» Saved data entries
★ ★ ★ ★ ★
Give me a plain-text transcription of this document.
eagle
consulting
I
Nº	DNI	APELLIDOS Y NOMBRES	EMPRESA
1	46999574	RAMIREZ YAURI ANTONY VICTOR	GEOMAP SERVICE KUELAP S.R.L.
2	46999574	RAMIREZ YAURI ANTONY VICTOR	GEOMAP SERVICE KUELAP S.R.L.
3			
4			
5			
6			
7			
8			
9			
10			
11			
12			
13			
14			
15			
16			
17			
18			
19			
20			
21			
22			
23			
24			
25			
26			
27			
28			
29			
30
★ ★ ★ ★ ★
» Do this
Scan the records above for the string "VICTOR", then report every line that contains it.

» Exercise output
1	46999574	RAMIREZ YAURI ANTONY VICTOR	GEOMAP SERVICE KUELAP S.R.L.
2	46999574	RAMIREZ YAURI ANTONY VICTOR	GEOMAP SERVICE KUELAP S.R.L.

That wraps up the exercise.